*Data for processing:*
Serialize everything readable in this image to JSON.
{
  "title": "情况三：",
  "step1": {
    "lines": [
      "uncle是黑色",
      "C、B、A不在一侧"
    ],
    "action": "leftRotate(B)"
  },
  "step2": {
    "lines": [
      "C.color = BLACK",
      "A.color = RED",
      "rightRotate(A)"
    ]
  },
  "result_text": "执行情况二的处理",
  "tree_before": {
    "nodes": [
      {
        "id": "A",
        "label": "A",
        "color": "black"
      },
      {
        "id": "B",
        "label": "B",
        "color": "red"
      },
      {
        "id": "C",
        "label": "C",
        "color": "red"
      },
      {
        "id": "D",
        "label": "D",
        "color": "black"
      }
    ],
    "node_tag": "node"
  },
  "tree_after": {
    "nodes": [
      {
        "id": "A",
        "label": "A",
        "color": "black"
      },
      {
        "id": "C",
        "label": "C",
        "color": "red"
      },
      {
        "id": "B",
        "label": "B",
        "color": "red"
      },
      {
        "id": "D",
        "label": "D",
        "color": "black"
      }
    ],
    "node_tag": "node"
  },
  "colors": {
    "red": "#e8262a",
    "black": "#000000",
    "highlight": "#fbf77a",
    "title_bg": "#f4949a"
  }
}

*The task:* Retype all of the material, keeping each line exact.

*Response:*
Serialize everything readable in this image to JSON.
{
  "title": "情况三：",
  "step1": {
    "lines": [
      "uncle是黑色",
      "C、B、A不在一侧"
    ],
    "action": "leftRotate(B)"
  },
  "step2": {
    "lines": [
      "C.color = BLACK",
      "A.color = RED",
      "rightRotate(A)"
    ]
  },
  "result_text": "执行情况二的处理",
  "tree_before": {
    "nodes": [
      {
        "id": "A",
        "label": "A",
        "color": "black"
      },
      {
        "id": "B",
        "label": "B",
        "color": "red"
      },
      {
        "id": "C",
        "label": "C",
        "color": "red"
      },
      {
        "id": "D",
        "label": "D",
        "color": "black"
      }
    ],
    "node_tag": "node"
  },
  "tree_after": {
    "nodes": [
      {
        "id": "A",
        "label": "A",
        "color": "black"
      },
      {
        "id": "C",
        "label": "C",
        "color": "red"
      },
      {
        "id": "B",
        "label": "B",
        "color": "red"
      },
      {
        "id": "D",
        "label": "D",
        "color": "black"
      }
    ],
    "node_tag": "node"
  },
  "colors": {
    "red": "#e8262a",
    "black": "#000000",
    "highlight": "#fbf77a",
    "title_bg": "#f4949a"
  }
}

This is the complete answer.